(Data in this exercise)
_ _ _ _ _
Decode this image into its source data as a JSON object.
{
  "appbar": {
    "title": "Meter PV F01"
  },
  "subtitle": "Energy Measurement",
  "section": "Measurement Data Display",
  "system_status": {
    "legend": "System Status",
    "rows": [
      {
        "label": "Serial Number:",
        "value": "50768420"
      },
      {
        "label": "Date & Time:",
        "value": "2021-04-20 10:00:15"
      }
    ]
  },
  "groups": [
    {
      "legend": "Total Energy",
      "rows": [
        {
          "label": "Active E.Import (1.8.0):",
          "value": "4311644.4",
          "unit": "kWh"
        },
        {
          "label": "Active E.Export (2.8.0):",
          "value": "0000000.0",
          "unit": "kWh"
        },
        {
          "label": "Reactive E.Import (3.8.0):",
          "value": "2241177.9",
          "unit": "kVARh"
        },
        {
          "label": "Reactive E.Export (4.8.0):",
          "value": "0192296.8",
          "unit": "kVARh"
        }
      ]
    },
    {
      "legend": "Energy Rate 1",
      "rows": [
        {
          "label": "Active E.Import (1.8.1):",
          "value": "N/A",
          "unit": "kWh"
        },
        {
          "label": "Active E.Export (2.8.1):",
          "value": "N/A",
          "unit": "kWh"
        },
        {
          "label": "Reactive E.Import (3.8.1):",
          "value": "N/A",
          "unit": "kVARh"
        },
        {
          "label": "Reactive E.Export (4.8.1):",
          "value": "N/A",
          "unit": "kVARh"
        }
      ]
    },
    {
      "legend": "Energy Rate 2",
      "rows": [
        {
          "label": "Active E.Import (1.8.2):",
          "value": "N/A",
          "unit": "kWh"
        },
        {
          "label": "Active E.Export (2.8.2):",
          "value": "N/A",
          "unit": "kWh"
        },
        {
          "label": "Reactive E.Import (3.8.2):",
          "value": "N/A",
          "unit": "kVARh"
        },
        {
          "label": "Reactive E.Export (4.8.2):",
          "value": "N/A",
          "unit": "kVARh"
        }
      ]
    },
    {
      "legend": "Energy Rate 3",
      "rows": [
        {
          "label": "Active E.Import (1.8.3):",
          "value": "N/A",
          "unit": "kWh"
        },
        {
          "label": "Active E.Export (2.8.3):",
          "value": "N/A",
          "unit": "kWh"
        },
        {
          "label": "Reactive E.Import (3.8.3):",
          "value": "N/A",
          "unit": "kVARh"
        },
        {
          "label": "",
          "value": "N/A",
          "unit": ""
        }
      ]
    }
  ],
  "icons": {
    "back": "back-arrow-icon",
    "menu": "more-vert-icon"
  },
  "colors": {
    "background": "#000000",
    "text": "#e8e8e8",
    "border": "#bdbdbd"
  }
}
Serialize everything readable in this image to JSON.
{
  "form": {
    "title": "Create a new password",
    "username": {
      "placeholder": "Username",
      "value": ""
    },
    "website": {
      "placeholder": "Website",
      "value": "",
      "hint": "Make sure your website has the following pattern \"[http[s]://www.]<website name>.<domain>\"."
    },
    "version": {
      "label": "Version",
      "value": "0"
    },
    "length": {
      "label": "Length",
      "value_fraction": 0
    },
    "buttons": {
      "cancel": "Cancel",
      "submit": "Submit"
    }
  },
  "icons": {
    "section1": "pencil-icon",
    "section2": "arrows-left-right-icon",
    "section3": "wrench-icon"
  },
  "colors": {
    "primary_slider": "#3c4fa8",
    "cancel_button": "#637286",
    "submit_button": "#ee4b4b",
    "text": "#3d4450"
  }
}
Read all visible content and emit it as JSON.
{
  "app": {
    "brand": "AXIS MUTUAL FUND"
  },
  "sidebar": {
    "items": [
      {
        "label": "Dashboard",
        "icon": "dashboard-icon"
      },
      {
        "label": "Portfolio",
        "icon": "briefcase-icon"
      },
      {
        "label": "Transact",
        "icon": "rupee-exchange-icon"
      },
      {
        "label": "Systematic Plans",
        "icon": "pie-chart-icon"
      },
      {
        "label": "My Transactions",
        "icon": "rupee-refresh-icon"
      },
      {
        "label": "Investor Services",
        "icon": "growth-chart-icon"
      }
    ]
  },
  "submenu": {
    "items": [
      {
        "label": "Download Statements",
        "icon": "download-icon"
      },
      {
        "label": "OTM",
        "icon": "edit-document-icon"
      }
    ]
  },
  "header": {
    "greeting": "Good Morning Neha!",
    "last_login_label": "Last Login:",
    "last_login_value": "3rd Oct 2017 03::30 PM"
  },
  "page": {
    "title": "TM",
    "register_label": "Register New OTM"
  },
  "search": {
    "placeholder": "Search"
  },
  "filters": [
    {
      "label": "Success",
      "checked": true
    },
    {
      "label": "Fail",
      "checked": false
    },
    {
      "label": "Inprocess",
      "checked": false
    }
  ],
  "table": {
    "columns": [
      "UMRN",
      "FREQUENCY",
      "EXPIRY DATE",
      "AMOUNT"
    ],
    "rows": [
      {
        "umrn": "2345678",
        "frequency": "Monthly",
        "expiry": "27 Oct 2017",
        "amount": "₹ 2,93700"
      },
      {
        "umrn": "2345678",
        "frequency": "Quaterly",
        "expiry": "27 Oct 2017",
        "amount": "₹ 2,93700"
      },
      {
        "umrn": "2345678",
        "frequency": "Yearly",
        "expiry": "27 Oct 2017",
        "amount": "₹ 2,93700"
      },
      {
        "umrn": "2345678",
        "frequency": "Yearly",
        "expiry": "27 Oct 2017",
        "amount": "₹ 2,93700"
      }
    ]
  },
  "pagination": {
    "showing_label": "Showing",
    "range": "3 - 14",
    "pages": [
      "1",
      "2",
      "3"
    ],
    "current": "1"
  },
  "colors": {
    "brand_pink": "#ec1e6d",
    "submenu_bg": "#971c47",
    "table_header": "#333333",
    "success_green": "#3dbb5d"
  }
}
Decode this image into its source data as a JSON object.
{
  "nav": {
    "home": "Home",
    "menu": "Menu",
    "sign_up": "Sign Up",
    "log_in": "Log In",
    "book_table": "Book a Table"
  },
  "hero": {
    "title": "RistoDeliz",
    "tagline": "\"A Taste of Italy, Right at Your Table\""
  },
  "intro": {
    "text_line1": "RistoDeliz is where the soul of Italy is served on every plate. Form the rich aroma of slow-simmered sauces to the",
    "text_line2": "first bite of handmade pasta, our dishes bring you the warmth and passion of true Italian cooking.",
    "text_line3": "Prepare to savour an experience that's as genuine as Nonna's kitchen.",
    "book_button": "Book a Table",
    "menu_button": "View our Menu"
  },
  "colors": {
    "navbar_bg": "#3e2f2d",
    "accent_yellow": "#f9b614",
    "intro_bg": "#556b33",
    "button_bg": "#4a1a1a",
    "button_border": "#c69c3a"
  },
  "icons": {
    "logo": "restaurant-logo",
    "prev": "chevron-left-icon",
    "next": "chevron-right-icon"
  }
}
_ _ _ _ _
(The exercise) Give an exact copy of all the data shown above.

(Task answer)
Decode this image into its source data as a JSON object.
{
  "appbar": {
    "title": "Meter PV F01"
  },
  "subtitle": "Energy Measurement",
  "section": "Measurement Data Display",
  "system_status": {
    "legend": "System Status",
    "rows": [
      {
        "label": "Serial Number:",
        "value": "50768420"
      },
      {
        "label": "Date & Time:",
        "value": "2021-04-20 10:00:15"
      }
    ]
  },
  "groups": [
    {
      "legend": "Total Energy",
      "rows": [
        {
          "label": "Active E.Import (1.8.0):",
          "value": "4311644.4",
          "unit": "kWh"
        },
        {
          "label": "Active E.Export (2.8.0):",
          "value": "0000000.0",
          "unit": "kWh"
        },
        {
          "label": "Reactive E.Import (3.8.0):",
          "value": "2241177.9",
          "unit": "kVARh"
        },
        {
          "label": "Reactive E.Export (4.8.0):",
          "value": "0192296.8",
          "unit": "kVARh"
        }
      ]
    },
    {
      "legend": "Energy Rate 1",
      "rows": [
        {
          "label": "Active E.Import (1.8.1):",
          "value": "N/A",
          "unit": "kWh"
        },
        {
          "label": "Active E.Export (2.8.1):",
          "value": "N/A",
          "unit": "kWh"
        },
        {
          "label": "Reactive E.Import (3.8.1):",
          "value": "N/A",
          "unit": "kVARh"
        },
        {
          "label": "Reactive E.Export (4.8.1):",
          "value": "N/A",
          "unit": "kVARh"
        }
      ]
    },
    {
      "legend": "Energy Rate 2",
      "rows": [
        {
          "label": "Active E.Import (1.8.2):",
          "value": "N/A",
          "unit": "kWh"
        },
        {
          "label": "Active E.Export (2.8.2):",
          "value": "N/A",
          "unit": "kWh"
        },
        {
          "label": "Reactive E.Import (3.8.2):",
          "value": "N/A",
          "unit": "kVARh"
        },
        {
          "label": "Reactive E.Export (4.8.2):",
          "value": "N/A",
          "unit": "kVARh"
        }
      ]
    },
    {
      "legend": "Energy Rate 3",
      "rows": [
        {
          "label": "Active E.Import (1.8.3):",
          "value": "N/A",
          "unit": "kWh"
        },
        {
          "label": "Active E.Export (2.8.3):",
          "value": "N/A",
          "unit": "kWh"
        },
        {
          "label": "Reactive E.Import (3.8.3):",
          "value": "N/A",
          "unit": "kVARh"
        },
        {
          "label": "",
          "value": "N/A",
          "unit": ""
        }
      ]
    }
  ],
  "icons": {
    "back": "back-arrow-icon",
    "menu": "more-vert-icon"
  },
  "colors": {
    "background": "#000000",
    "text": "#e8e8e8",
    "border": "#bdbdbd"
  }
}
Serialize everything readable in this image to JSON.
{
  "form": {
    "title": "Create a new password",
    "username": {
      "placeholder": "Username",
      "value": ""
    },
    "website": {
      "placeholder": "Website",
      "value": "",
      "hint": "Make sure your website has the following pattern \"[http[s]://www.]<website name>.<domain>\"."
    },
    "version": {
      "label": "Version",
      "value": "0"
    },
    "length": {
      "label": "Length",
      "value_fraction": 0
    },
    "buttons": {
      "cancel": "Cancel",
      "submit": "Submit"
    }
  },
  "icons": {
    "section1": "pencil-icon",
    "section2": "arrows-left-right-icon",
    "section3": "wrench-icon"
  },
  "colors": {
    "primary_slider": "#3c4fa8",
    "cancel_button": "#637286",
    "submit_button": "#ee4b4b",
    "text": "#3d4450"
  }
}
Read all visible content and emit it as JSON.
{
  "app": {
    "brand": "AXIS MUTUAL FUND"
  },
  "sidebar": {
    "items": [
      {
        "label": "Dashboard",
        "icon": "dashboard-icon"
      },
      {
        "label": "Portfolio",
        "icon": "briefcase-icon"
      },
      {
        "label": "Transact",
        "icon": "rupee-exchange-icon"
      },
      {
        "label": "Systematic Plans",
        "icon": "pie-chart-icon"
      },
      {
        "label": "My Transactions",
        "icon": "rupee-refresh-icon"
      },
      {
        "label": "Investor Services",
        "icon": "growth-chart-icon"
      }
    ]
  },
  "submenu": {
    "items": [
      {
        "label": "Download Statements",
        "icon": "download-icon"
      },
      {
        "label": "OTM",
        "icon": "edit-document-icon"
      }
    ]
  },
  "header": {
    "greeting": "Good Morning Neha!",
    "last_login_label": "Last Login:",
    "last_login_value": "3rd Oct 2017 03::30 PM"
  },
  "page": {
    "title": "TM",
    "register_label": "Register New OTM"
  },
  "search": {
    "placeholder": "Search"
  },
  "filters": [
    {
      "label": "Success",
      "checked": true
    },
    {
      "label": "Fail",
      "checked": false
    },
    {
      "label": "Inprocess",
      "checked": false
    }
  ],
  "table": {
    "columns": [
      "UMRN",
      "FREQUENCY",
      "EXPIRY DATE",
      "AMOUNT"
    ],
    "rows": [
      {
        "umrn": "2345678",
        "frequency": "Monthly",
        "expiry": "27 Oct 2017",
        "amount": "₹ 2,93700"
      },
      {
        "umrn": "2345678",
        "frequency": "Quaterly",
        "expiry": "27 Oct 2017",
        "amount": "₹ 2,93700"
      },
      {
        "umrn": "2345678",
        "frequency": "Yearly",
        "expiry": "27 Oct 2017",
        "amount": "₹ 2,93700"
      },
      {
        "umrn": "2345678",
        "frequency": "Yearly",
        "expiry": "27 Oct 2017",
        "amount": "₹ 2,93700"
      }
    ]
  },
  "pagination": {
    "showing_label": "Showing",
    "range": "3 - 14",
    "pages": [
      "1",
      "2",
      "3"
    ],
    "current": "1"
  },
  "colors": {
    "brand_pink": "#ec1e6d",
    "submenu_bg": "#971c47",
    "table_header": "#333333",
    "success_green": "#3dbb5d"
  }
}
Decode this image into its source data as a JSON object.
{
  "nav": {
    "home": "Home",
    "menu": "Menu",
    "sign_up": "Sign Up",
    "log_in": "Log In",
    "book_table": "Book a Table"
  },
  "hero": {
    "title": "RistoDeliz",
    "tagline": "\"A Taste of Italy, Right at Your Table\""
  },
  "intro": {
    "text_line1": "RistoDeliz is where the soul of Italy is served on every plate. Form the rich aroma of slow-simmered sauces to the",
    "text_line2": "first bite of handmade pasta, our dishes bring you the warmth and passion of true Italian cooking.",
    "text_line3": "Prepare to savour an experience that's as genuine as Nonna's kitchen.",
    "book_button": "Book a Table",
    "menu_button": "View our Menu"
  },
  "colors": {
    "navbar_bg": "#3e2f2d",
    "accent_yellow": "#f9b614",
    "intro_bg": "#556b33",
    "button_bg": "#4a1a1a",
    "button_border": "#c69c3a"
  },
  "icons": {
    "logo": "restaurant-logo",
    "prev": "chevron-left-icon",
    "next": "chevron-right-icon"
  }
}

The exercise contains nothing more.